[START OF STORED RECORDS]

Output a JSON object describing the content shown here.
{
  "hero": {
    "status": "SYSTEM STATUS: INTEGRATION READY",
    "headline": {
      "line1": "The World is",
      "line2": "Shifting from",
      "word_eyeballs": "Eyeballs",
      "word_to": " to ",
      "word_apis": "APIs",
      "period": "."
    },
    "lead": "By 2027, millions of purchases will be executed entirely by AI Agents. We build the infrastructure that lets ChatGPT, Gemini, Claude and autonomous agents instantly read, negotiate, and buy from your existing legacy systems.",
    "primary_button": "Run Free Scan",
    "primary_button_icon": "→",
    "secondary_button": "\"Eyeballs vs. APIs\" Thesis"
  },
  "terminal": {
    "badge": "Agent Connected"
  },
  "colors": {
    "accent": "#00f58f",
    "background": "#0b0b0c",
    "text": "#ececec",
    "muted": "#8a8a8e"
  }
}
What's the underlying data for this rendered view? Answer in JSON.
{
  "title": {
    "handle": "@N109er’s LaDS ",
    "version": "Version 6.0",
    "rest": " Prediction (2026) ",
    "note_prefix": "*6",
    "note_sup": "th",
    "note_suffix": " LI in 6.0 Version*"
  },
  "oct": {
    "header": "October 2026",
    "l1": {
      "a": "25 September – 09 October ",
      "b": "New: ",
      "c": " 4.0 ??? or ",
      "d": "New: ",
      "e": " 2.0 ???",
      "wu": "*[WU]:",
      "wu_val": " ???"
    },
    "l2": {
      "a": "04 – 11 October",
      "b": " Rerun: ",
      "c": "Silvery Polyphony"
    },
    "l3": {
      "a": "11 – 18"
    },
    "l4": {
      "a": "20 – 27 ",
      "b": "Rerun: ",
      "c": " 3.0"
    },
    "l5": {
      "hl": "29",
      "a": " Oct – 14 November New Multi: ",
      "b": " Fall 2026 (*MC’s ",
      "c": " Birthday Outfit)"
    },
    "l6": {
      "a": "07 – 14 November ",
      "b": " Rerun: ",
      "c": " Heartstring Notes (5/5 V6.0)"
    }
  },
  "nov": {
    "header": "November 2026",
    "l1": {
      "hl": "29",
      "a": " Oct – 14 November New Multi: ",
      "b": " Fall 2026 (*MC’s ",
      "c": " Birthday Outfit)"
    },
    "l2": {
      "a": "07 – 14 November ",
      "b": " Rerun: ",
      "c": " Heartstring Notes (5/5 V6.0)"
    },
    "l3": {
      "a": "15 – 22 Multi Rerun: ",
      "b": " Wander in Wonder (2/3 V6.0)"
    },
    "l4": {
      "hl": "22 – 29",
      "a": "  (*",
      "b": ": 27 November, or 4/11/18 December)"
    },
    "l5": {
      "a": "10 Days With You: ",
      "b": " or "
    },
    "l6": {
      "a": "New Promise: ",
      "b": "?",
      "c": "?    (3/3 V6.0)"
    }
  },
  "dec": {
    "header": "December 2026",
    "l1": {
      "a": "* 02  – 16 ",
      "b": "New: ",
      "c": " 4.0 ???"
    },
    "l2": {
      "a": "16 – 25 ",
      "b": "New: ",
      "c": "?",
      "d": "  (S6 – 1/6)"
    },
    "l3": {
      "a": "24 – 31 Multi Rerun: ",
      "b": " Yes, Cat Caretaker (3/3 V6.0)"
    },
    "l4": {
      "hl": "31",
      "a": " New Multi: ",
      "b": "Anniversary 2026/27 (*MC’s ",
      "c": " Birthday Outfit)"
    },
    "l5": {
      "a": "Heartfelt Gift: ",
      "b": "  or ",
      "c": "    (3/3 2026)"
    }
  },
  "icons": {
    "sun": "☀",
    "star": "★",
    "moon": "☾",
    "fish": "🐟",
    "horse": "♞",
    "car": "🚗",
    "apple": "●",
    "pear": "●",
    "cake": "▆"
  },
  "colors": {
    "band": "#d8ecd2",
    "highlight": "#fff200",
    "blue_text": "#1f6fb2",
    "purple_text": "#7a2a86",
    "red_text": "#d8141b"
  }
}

[END OF STORED RECORDS]

DIRECTIONS FOR THIS TASK. Can you restate every record above word for word?

EXPECTED ANSWER.
Output a JSON object describing the content shown here.
{
  "hero": {
    "status": "SYSTEM STATUS: INTEGRATION READY",
    "headline": {
      "line1": "The World is",
      "line2": "Shifting from",
      "word_eyeballs": "Eyeballs",
      "word_to": " to ",
      "word_apis": "APIs",
      "period": "."
    },
    "lead": "By 2027, millions of purchases will be executed entirely by AI Agents. We build the infrastructure that lets ChatGPT, Gemini, Claude and autonomous agents instantly read, negotiate, and buy from your existing legacy systems.",
    "primary_button": "Run Free Scan",
    "primary_button_icon": "→",
    "secondary_button": "\"Eyeballs vs. APIs\" Thesis"
  },
  "terminal": {
    "badge": "Agent Connected"
  },
  "colors": {
    "accent": "#00f58f",
    "background": "#0b0b0c",
    "text": "#ececec",
    "muted": "#8a8a8e"
  }
}
What's the underlying data for this rendered view? Answer in JSON.
{
  "title": {
    "handle": "@N109er’s LaDS ",
    "version": "Version 6.0",
    "rest": " Prediction (2026) ",
    "note_prefix": "*6",
    "note_sup": "th",
    "note_suffix": " LI in 6.0 Version*"
  },
  "oct": {
    "header": "October 2026",
    "l1": {
      "a": "25 September – 09 October ",
      "b": "New: ",
      "c": " 4.0 ??? or ",
      "d": "New: ",
      "e": " 2.0 ???",
      "wu": "*[WU]:",
      "wu_val": " ???"
    },
    "l2": {
      "a": "04 – 11 October",
      "b": " Rerun: ",
      "c": "Silvery Polyphony"
    },
    "l3": {
      "a": "11 – 18"
    },
    "l4": {
      "a": "20 – 27 ",
      "b": "Rerun: ",
      "c": " 3.0"
    },
    "l5": {
      "hl": "29",
      "a": " Oct – 14 November New Multi: ",
      "b": " Fall 2026 (*MC’s ",
      "c": " Birthday Outfit)"
    },
    "l6": {
      "a": "07 – 14 November ",
      "b": " Rerun: ",
      "c": " Heartstring Notes (5/5 V6.0)"
    }
  },
  "nov": {
    "header": "November 2026",
    "l1": {
      "hl": "29",
      "a": " Oct – 14 November New Multi: ",
      "b": " Fall 2026 (*MC’s ",
      "c": " Birthday Outfit)"
    },
    "l2": {
      "a": "07 – 14 November ",
      "b": " Rerun: ",
      "c": " Heartstring Notes (5/5 V6.0)"
    },
    "l3": {
      "a": "15 – 22 Multi Rerun: ",
      "b": " Wander in Wonder (2/3 V6.0)"
    },
    "l4": {
      "hl": "22 – 29",
      "a": "  (*",
      "b": ": 27 November, or 4/11/18 December)"
    },
    "l5": {
      "a": "10 Days With You: ",
      "b": " or "
    },
    "l6": {
      "a": "New Promise: ",
      "b": "?",
      "c": "?    (3/3 V6.0)"
    }
  },
  "dec": {
    "header": "December 2026",
    "l1": {
      "a": "* 02  – 16 ",
      "b": "New: ",
      "c": " 4.0 ???"
    },
    "l2": {
      "a": "16 – 25 ",
      "b": "New: ",
      "c": "?",
      "d": "  (S6 – 1/6)"
    },
    "l3": {
      "a": "24 – 31 Multi Rerun: ",
      "b": " Yes, Cat Caretaker (3/3 V6.0)"
    },
    "l4": {
      "hl": "31",
      "a": " New Multi: ",
      "b": "Anniversary 2026/27 (*MC’s ",
      "c": " Birthday Outfit)"
    },
    "l5": {
      "a": "Heartfelt Gift: ",
      "b": "  or ",
      "c": "    (3/3 2026)"
    }
  },
  "icons": {
    "sun": "☀",
    "star": "★",
    "moon": "☾",
    "fish": "🐟",
    "horse": "♞",
    "car": "🚗",
    "apple": "●",
    "pear": "●",
    "cake": "▆"
  },
  "colors": {
    "band": "#d8ecd2",
    "highlight": "#fff200",
    "blue_text": "#1f6fb2",
    "purple_text": "#7a2a86",
    "red_text": "#d8141b"
  }
}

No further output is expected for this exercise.